>> START RECORD LIST

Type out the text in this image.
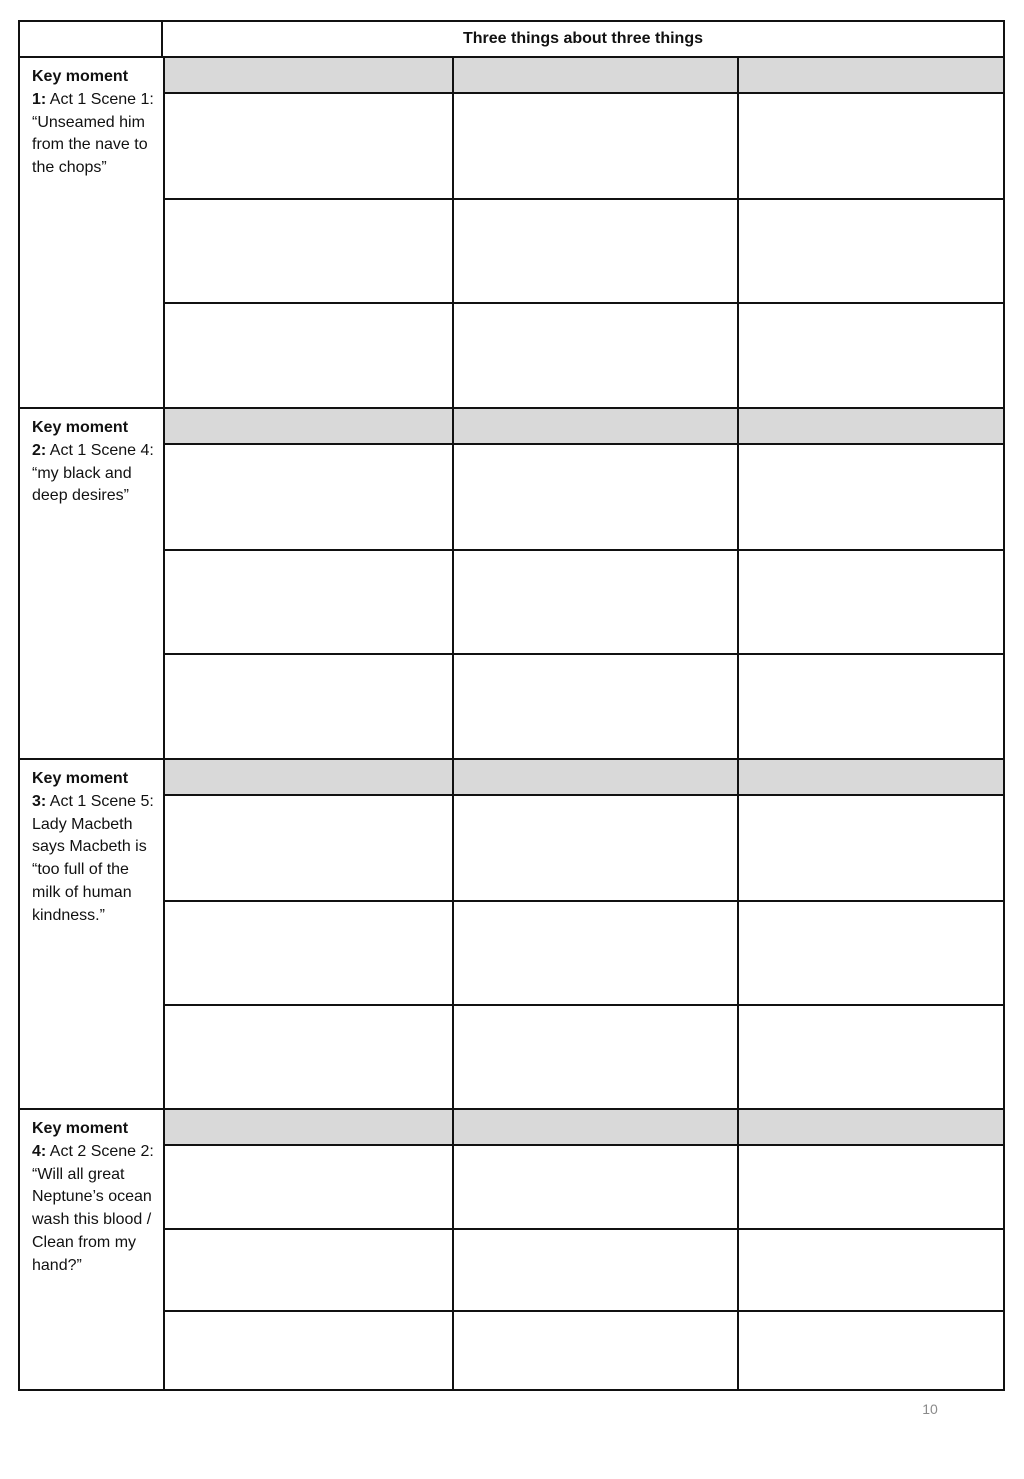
Three things about three things
Key moment
1: Act 1 Scene 1: “Unseamed him from the nave to the chops”
Key moment
2: Act 1 Scene 4: “my black and deep desires”
Key moment
3: Act 1 Scene 5: Lady Macbeth says Macbeth is “too full of the milk of human kindness.”
Key moment
4: Act 2 Scene 2: “Will all great Neptune’s ocean wash this blood / Clean from my hand?”
10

>> END RECORD LIST

■ WHAT THE TASK ASKS ■
Return each line of the data, keeping its wording exact and omitting pictures.

■ OUTPUT BELOW ■
Type out the text in this image.
Three things about three things
Key moment
1: Act 1 Scene 1: “Unseamed him from the nave to the chops”
Key moment
2: Act 1 Scene 4: “my black and deep desires”
Key moment
3: Act 1 Scene 5: Lady Macbeth says Macbeth is “too full of the milk of human kindness.”
Key moment
4: Act 2 Scene 2: “Will all great Neptune’s ocean wash this blood / Clean from my hand?”
10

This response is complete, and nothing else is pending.